──────── SUPPLIED RECORDS
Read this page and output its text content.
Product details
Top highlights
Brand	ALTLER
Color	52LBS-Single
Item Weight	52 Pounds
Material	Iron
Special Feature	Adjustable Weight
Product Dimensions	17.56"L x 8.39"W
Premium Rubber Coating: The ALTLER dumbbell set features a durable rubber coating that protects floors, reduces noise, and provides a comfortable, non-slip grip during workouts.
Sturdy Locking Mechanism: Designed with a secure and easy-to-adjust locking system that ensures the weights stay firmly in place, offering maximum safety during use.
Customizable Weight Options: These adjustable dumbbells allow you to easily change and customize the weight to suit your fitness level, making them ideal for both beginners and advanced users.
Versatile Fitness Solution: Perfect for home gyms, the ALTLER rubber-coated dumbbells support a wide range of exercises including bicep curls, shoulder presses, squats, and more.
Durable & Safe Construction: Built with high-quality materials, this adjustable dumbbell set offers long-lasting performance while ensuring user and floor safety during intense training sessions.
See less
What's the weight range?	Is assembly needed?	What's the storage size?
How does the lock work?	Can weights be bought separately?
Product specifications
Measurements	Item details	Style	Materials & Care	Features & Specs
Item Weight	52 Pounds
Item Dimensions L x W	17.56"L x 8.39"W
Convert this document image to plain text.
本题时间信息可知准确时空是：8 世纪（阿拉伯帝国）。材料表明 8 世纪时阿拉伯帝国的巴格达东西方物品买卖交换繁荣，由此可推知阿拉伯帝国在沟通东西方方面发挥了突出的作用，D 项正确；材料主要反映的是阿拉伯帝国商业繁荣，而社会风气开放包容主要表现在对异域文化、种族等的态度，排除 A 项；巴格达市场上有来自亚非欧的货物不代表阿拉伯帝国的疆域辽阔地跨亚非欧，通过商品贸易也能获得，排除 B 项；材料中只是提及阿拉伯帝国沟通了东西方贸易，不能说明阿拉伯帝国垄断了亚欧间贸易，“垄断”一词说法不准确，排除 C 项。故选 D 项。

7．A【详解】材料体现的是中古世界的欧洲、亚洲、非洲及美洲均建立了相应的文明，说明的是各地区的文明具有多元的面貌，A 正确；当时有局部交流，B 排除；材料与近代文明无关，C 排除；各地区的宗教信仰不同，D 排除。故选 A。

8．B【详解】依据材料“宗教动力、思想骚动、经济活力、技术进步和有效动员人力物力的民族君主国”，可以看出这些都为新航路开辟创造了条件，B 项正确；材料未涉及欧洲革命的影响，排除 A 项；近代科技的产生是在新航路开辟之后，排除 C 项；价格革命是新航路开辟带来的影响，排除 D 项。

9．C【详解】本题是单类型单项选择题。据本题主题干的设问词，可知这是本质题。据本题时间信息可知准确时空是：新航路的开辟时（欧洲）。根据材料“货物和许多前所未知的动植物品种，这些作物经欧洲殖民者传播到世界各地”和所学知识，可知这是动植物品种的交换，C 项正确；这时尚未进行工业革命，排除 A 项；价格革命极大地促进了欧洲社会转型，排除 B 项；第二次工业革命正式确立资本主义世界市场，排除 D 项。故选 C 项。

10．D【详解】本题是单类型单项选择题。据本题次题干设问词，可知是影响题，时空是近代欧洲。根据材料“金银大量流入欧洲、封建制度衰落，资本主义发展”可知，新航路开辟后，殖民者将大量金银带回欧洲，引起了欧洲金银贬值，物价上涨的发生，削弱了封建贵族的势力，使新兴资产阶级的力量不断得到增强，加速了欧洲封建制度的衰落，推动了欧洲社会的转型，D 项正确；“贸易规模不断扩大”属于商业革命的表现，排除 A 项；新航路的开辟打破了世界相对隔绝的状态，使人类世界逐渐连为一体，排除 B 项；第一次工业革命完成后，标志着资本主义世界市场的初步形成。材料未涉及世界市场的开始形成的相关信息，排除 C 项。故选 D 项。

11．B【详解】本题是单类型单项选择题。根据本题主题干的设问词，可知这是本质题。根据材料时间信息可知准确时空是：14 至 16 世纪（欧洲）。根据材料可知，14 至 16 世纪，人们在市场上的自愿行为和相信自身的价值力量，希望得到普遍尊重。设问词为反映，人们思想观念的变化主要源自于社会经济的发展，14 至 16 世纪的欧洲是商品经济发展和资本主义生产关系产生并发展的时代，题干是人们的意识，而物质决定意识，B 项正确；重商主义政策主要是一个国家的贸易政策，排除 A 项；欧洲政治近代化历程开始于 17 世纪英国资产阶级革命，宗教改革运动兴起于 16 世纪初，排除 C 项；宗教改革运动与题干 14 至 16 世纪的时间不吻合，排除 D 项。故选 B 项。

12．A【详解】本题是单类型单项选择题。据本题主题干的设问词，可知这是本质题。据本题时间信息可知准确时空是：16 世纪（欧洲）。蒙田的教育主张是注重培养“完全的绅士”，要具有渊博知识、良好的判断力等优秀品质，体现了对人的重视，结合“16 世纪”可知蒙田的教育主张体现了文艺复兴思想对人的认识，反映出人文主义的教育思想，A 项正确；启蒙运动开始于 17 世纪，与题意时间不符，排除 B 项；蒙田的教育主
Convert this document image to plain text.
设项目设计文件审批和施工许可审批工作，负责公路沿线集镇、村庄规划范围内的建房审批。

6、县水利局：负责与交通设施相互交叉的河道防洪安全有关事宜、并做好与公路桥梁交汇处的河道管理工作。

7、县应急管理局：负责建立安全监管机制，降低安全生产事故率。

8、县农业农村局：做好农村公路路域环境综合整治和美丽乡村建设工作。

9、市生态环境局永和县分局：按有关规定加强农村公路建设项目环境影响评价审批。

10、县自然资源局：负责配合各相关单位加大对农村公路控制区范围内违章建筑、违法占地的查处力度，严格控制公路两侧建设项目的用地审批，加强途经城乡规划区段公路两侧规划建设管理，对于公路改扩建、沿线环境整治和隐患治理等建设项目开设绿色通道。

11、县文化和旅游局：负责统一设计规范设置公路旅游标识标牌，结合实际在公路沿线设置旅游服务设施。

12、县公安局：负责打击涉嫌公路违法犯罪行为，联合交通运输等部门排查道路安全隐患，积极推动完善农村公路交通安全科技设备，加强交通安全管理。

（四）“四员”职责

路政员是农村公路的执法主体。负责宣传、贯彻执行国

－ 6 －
────────────────
■ **EXERCISE GOAL**
Find the lines with the string "rubber" and reproduce them.

■ **THE COMPLETED TASK**
Premium Rubber Coating: The ALTLER dumbbell set features a durable rubber coating that protects floors, reduces noise, and provides a comfortable, non-slip grip during workouts.
Versatile Fitness Solution: Perfect for home gyms, the ALTLER rubber-coated dumbbells support a wide range of exercises including bicep curls, shoulder presses, squats, and more.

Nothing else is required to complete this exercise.